■ WRITTEN TASK
Working from the material below, print the lines from the line holding "Extract the structured" through its final line, inclusive, exactly and with nothing else; pictures are excluded.

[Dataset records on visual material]

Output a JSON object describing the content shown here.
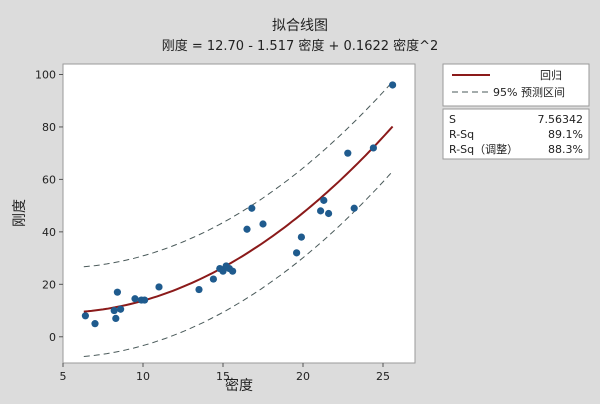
{
  "chart_data": {
    "type": "scatter",
    "title": "拟合线图",
    "subtitle": "刚度 = 12.70 - 1.517 密度 + 0.1622 密度^2",
    "xlabel": "密度",
    "ylabel": "刚度",
    "xlim": [
      5,
      27
    ],
    "ylim": [
      -10,
      104
    ],
    "xticks": [
      5,
      10,
      15,
      20,
      25
    ],
    "yticks": [
      0,
      20,
      40,
      60,
      80,
      100
    ],
    "grid": false,
    "legend_position": "right",
    "fit": {
      "intercept": 12.7,
      "b1": -1.517,
      "b2": 0.1622,
      "x_range": [
        6.3,
        25.6
      ]
    },
    "prediction_band": {
      "half_width": 17.1
    },
    "points": {
      "x": [
        6.4,
        7.0,
        8.2,
        8.3,
        8.4,
        8.6,
        9.5,
        9.9,
        10.1,
        11.0,
        13.5,
        14.4,
        14.8,
        15.0,
        15.2,
        15.4,
        15.6,
        16.5,
        16.8,
        17.5,
        19.6,
        19.9,
        21.1,
        21.3,
        21.6,
        22.8,
        23.2,
        24.4,
        25.6
      ],
      "y": [
        8.0,
        5.0,
        10.0,
        7.0,
        17.0,
        10.5,
        14.5,
        14.0,
        14.0,
        19.0,
        18.0,
        22.0,
        26.0,
        25.0,
        27.0,
        26.0,
        25.0,
        41.0,
        49.0,
        43.0,
        32.0,
        38.0,
        48.0,
        52.0,
        47.0,
        70.0,
        49.0,
        72.0,
        96.0
      ]
    },
    "colors": {
      "fit": "#8b1a1a",
      "band": "#4a5a5a",
      "points": "#1f5b8e"
    }
  },
  "legend": {
    "items": [
      {
        "label": "回归",
        "style": "solid",
        "color": "#8b1a1a"
      },
      {
        "label": "95% 预测区间",
        "style": "dashed",
        "color": "#4a5a5a"
      }
    ]
  },
  "stats": {
    "rows": [
      {
        "label": "S",
        "value": "7.56342"
      },
      {
        "label": "R-Sq",
        "value": "89.1%"
      },
      {
        "label": "R-Sq（调整）",
        "value": "88.3%"
      }
    ]
  }
}
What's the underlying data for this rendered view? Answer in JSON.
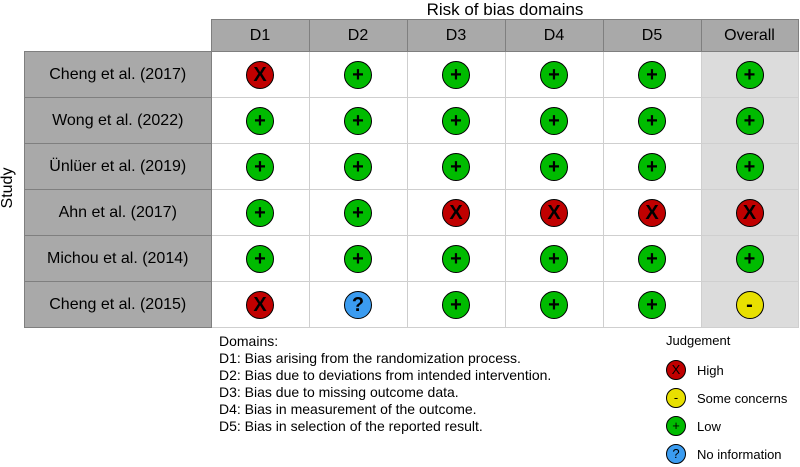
{
  "title": "Risk of bias domains",
  "y_label": "Study",
  "columns": [
    "D1",
    "D2",
    "D3",
    "D4",
    "D5",
    "Overall"
  ],
  "symbols": {
    "high": {
      "glyph": "X",
      "color": "#c00000",
      "fg": "#000000"
    },
    "some": {
      "glyph": "-",
      "color": "#e8e000",
      "fg": "#000000"
    },
    "low": {
      "glyph": "+",
      "color": "#00bb00",
      "fg": "#000000"
    },
    "noinfo": {
      "glyph": "?",
      "color": "#3b9cf0",
      "fg": "#000000"
    }
  },
  "studies": [
    {
      "name": "Cheng et al. (2017)",
      "judgements": [
        "high",
        "low",
        "low",
        "low",
        "low",
        "low"
      ]
    },
    {
      "name": "Wong et al. (2022)",
      "judgements": [
        "low",
        "low",
        "low",
        "low",
        "low",
        "low"
      ]
    },
    {
      "name": "Ünlüer et al. (2019)",
      "judgements": [
        "low",
        "low",
        "low",
        "low",
        "low",
        "low"
      ]
    },
    {
      "name": "Ahn et al. (2017)",
      "judgements": [
        "low",
        "low",
        "high",
        "high",
        "high",
        "high"
      ]
    },
    {
      "name": "Michou et al. (2014)",
      "judgements": [
        "low",
        "low",
        "low",
        "low",
        "low",
        "low"
      ]
    },
    {
      "name": "Cheng et al. (2015)",
      "judgements": [
        "high",
        "noinfo",
        "low",
        "low",
        "low",
        "some"
      ]
    }
  ],
  "domains": {
    "heading": "Domains:",
    "items": [
      "D1: Bias arising from the randomization process.",
      "D2: Bias due to deviations from intended intervention.",
      "D3: Bias due to missing outcome data.",
      "D4: Bias in measurement of the outcome.",
      "D5: Bias in selection of the reported result."
    ]
  },
  "legend": {
    "title": "Judgement",
    "items": [
      {
        "key": "high",
        "label": "High"
      },
      {
        "key": "some",
        "label": "Some concerns"
      },
      {
        "key": "low",
        "label": "Low"
      },
      {
        "key": "noinfo",
        "label": "No information"
      }
    ]
  }
}
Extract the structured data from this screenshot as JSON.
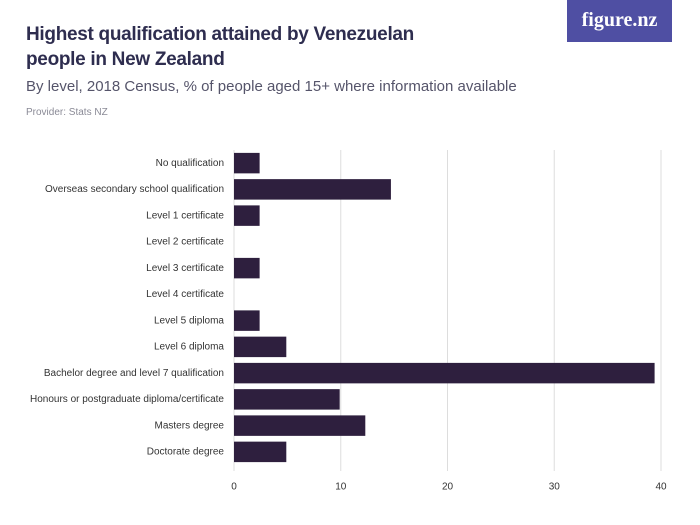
{
  "logo": "figure.nz",
  "chart_data": {
    "type": "bar",
    "orientation": "horizontal",
    "title": "Highest qualification attained by Venezuelan people in New Zealand",
    "subtitle": "By level, 2018 Census, % of people aged 15+ where information available",
    "source": "Provider: Stats NZ",
    "categories": [
      "No qualification",
      "Overseas secondary school qualification",
      "Level 1 certificate",
      "Level 2 certificate",
      "Level 3 certificate",
      "Level 4 certificate",
      "Level 5 diploma",
      "Level 6 diploma",
      "Bachelor degree and level 7 qualification",
      "Honours or postgraduate diploma/certificate",
      "Masters degree",
      "Doctorate degree"
    ],
    "values": [
      2.4,
      14.7,
      2.4,
      0,
      2.4,
      0,
      2.4,
      4.9,
      39.4,
      9.9,
      12.3,
      4.9
    ],
    "color": "#2e1f3e",
    "xlim": [
      0,
      40
    ],
    "xticks": [
      0,
      10,
      20,
      30,
      40
    ],
    "grid": true
  }
}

■ WRITTEN RESPONSE
Extract the structured data from this screenshot as JSON.
{
  "logo": "figure.nz",
  "chart_data": {
    "type": "bar",
    "orientation": "horizontal",
    "title": "Highest qualification attained by Venezuelan people in New Zealand",
    "subtitle": "By level, 2018 Census, % of people aged 15+ where information available",
    "source": "Provider: Stats NZ",
    "categories": [
      "No qualification",
      "Overseas secondary school qualification",
      "Level 1 certificate",
      "Level 2 certificate",
      "Level 3 certificate",
      "Level 4 certificate",
      "Level 5 diploma",
      "Level 6 diploma",
      "Bachelor degree and level 7 qualification",
      "Honours or postgraduate diploma/certificate",
      "Masters degree",
      "Doctorate degree"
    ],
    "values": [
      2.4,
      14.7,
      2.4,
      0,
      2.4,
      0,
      2.4,
      4.9,
      39.4,
      9.9,
      12.3,
      4.9
    ],
    "color": "#2e1f3e",
    "xlim": [
      0,
      40
    ],
    "xticks": [
      0,
      10,
      20,
      30,
      40
    ],
    "grid": true
  }
}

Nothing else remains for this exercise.